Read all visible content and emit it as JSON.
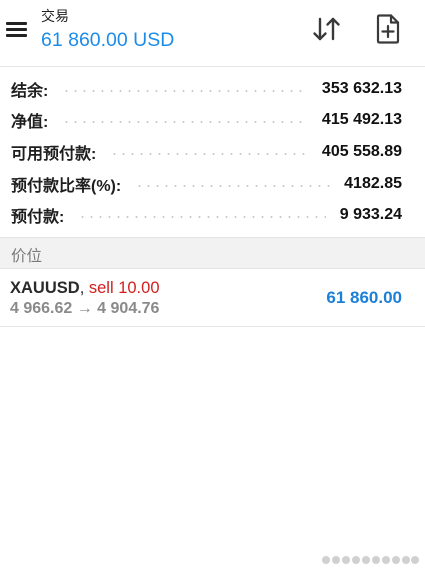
{
  "header": {
    "title": "交易",
    "balance": "61 860.00 USD"
  },
  "summary": {
    "rows": [
      {
        "label": "结余:",
        "value": "353 632.13"
      },
      {
        "label": "净值:",
        "value": "415 492.13"
      },
      {
        "label": "可用预付款:",
        "value": "405 558.89"
      },
      {
        "label": "预付款比率(%):",
        "value": "4182.85"
      },
      {
        "label": "预付款:",
        "value": "9 933.24"
      }
    ]
  },
  "section": {
    "price_label": "价位"
  },
  "position": {
    "symbol": "XAUUSD",
    "separator": ", ",
    "type": "sell 10.00",
    "price_change": "4 966.62 → 4 904.76",
    "profit": "61 860.00"
  },
  "colors": {
    "accent": "#1c8ce8",
    "sell": "#d11f1f",
    "profit": "#1c7fd8"
  },
  "icons": {
    "menu": "menu-icon",
    "sort": "sort-arrows-icon",
    "new_order": "new-document-icon"
  }
}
================
■ **Set problem**:
None of the pictures should appear; repeat the records exactly otherwise.

■ **Solution to the exercise**:
Read all visible content and emit it as JSON.
{
  "header": {
    "title": "交易",
    "balance": "61 860.00 USD"
  },
  "summary": {
    "rows": [
      {
        "label": "结余:",
        "value": "353 632.13"
      },
      {
        "label": "净值:",
        "value": "415 492.13"
      },
      {
        "label": "可用预付款:",
        "value": "405 558.89"
      },
      {
        "label": "预付款比率(%):",
        "value": "4182.85"
      },
      {
        "label": "预付款:",
        "value": "9 933.24"
      }
    ]
  },
  "section": {
    "price_label": "价位"
  },
  "position": {
    "symbol": "XAUUSD",
    "separator": ", ",
    "type": "sell 10.00",
    "price_change": "4 966.62 → 4 904.76",
    "profit": "61 860.00"
  },
  "colors": {
    "accent": "#1c8ce8",
    "sell": "#d11f1f",
    "profit": "#1c7fd8"
  },
  "icons": {
    "menu": "menu-icon",
    "sort": "sort-arrows-icon",
    "new_order": "new-document-icon"
  }
}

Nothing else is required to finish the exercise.